What you need to do
a) Rewrite the stretch of the match report from "C&G Trophy Round" through "North West exilia.", putting "Hampshire" in place of "Hants".
b) In the match report, which club did Hants travel to for last year's C&G match?
c) Decide whether each statement agrees with the match report, answering yes or no and quoting the words that settle it: (i) Salop were all out for 132. (ii) Hampshire won by 3 wickets. (iii) The writer attended last year's C&G match against Cheshire.
___ Text segment ___
C&G Trophy Round 1
Salop 132 all out (Whitney 39, Warne 3-20, Logan 3-37)
Hants 133 for 3 (Pietersen 76)
Hampshire won by 7 wickets
That scent of smouldering flesh, as sure as eggs is eggs, means my summer has started in the usual way. My first cricket of the season always runs parallel with my forgetting what the sun can do when you're sitting about underneath it for a few hours. Ah well, I can handle a bit of melanoma when given the chance to check out my county cricket club relatively near to my North West exilia.
Sadly I missed Hants C&G jaunt to Cheshire CCC last year, but luckily the draw threw up another nearby county, and good job it did, as this will be the final year that minor 'counties' (aside from Scotland and Ireland) will play in the C&G Trophy.
___ Dataset content ___
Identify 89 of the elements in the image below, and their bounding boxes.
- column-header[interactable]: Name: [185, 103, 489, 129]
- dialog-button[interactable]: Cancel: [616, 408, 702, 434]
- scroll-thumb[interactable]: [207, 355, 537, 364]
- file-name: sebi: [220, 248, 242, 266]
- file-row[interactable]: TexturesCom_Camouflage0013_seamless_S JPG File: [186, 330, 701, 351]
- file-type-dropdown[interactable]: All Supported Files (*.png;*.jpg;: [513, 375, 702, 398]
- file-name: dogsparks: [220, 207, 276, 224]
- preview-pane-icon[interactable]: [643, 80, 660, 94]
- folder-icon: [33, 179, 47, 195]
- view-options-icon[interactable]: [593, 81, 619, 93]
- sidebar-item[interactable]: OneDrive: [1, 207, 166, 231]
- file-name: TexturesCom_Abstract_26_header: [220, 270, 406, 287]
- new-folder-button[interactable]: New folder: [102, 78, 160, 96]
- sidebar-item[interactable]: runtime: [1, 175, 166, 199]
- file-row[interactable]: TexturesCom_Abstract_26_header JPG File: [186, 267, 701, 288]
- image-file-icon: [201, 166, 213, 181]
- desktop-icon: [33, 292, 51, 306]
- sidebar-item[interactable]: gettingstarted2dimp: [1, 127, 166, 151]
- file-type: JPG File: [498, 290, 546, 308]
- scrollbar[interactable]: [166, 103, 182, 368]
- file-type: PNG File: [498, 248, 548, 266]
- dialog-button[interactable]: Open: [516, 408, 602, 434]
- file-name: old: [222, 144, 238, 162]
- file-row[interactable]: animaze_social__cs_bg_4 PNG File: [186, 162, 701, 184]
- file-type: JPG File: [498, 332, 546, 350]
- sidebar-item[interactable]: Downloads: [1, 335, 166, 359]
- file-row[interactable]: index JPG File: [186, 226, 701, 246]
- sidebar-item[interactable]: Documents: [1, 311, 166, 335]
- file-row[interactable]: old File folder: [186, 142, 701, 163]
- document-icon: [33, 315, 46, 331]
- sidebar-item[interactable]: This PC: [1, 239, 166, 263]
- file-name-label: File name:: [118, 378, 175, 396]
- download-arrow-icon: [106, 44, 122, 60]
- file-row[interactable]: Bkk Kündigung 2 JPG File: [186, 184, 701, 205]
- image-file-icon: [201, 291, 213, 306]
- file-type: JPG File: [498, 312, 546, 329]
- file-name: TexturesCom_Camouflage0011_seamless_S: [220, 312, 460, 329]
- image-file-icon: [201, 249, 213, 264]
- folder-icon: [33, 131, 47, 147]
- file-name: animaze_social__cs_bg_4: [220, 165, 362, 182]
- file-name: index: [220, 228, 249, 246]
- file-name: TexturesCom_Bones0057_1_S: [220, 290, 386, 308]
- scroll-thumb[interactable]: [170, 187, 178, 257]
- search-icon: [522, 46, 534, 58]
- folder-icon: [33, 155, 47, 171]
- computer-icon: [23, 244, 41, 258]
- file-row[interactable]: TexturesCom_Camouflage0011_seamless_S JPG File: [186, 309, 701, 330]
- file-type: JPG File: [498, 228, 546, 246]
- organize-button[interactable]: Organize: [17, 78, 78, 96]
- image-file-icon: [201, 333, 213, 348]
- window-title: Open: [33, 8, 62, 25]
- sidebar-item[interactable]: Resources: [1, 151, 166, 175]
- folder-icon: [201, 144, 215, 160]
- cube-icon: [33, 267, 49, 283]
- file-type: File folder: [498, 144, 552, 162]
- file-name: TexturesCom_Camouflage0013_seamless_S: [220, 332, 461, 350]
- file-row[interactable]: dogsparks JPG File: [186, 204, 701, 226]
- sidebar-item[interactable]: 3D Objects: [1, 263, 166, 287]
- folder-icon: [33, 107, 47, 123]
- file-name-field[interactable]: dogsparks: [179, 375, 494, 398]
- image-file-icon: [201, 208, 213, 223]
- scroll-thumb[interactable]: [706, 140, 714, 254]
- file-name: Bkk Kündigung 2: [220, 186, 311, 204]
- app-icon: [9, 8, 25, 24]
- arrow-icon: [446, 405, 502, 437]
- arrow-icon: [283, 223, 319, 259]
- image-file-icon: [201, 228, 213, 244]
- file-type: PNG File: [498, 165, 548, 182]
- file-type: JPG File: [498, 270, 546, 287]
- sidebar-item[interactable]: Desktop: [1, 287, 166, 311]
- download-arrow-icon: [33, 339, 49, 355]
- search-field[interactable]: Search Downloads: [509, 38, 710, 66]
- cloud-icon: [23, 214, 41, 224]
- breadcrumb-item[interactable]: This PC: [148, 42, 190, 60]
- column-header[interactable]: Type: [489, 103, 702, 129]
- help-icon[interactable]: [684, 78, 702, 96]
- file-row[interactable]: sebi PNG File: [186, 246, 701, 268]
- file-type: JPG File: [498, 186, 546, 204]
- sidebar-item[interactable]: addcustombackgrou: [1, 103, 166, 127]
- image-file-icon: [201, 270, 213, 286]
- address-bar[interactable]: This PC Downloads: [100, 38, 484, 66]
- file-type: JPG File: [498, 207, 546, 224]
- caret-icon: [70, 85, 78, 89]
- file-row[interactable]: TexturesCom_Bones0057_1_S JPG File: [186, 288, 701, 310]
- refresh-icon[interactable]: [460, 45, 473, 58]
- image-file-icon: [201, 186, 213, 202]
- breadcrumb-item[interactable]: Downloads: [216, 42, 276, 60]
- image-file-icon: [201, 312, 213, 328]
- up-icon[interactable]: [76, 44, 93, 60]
___
List of solutions
a)
C&G Trophy Round 1
Salop 132 all out (Whitney 39, Warne 3-20, Logan 3-37)
Hampshire 133 for 3 (Pietersen 76)
Hampshire won by 7 wickets
That scent of smouldering flesh, as sure as eggs is eggs, means my summer has started in the usual way. My first cricket of the season always runs parallel with my forgetting what the sun can do when you're sitting about underneath it for a few hours. Ah well, I can handle a bit of melanoma when given the chance to check out my county cricket club relatively near to my North West exilia.

b) Cheshire CCC

c)
(i) Yes: "Salop 132 all out"
(ii) No: "Hampshire won by 7 wickets"
(iii) No: "Sadly I missed Hants C&G jaunt to Cheshire CCC last year"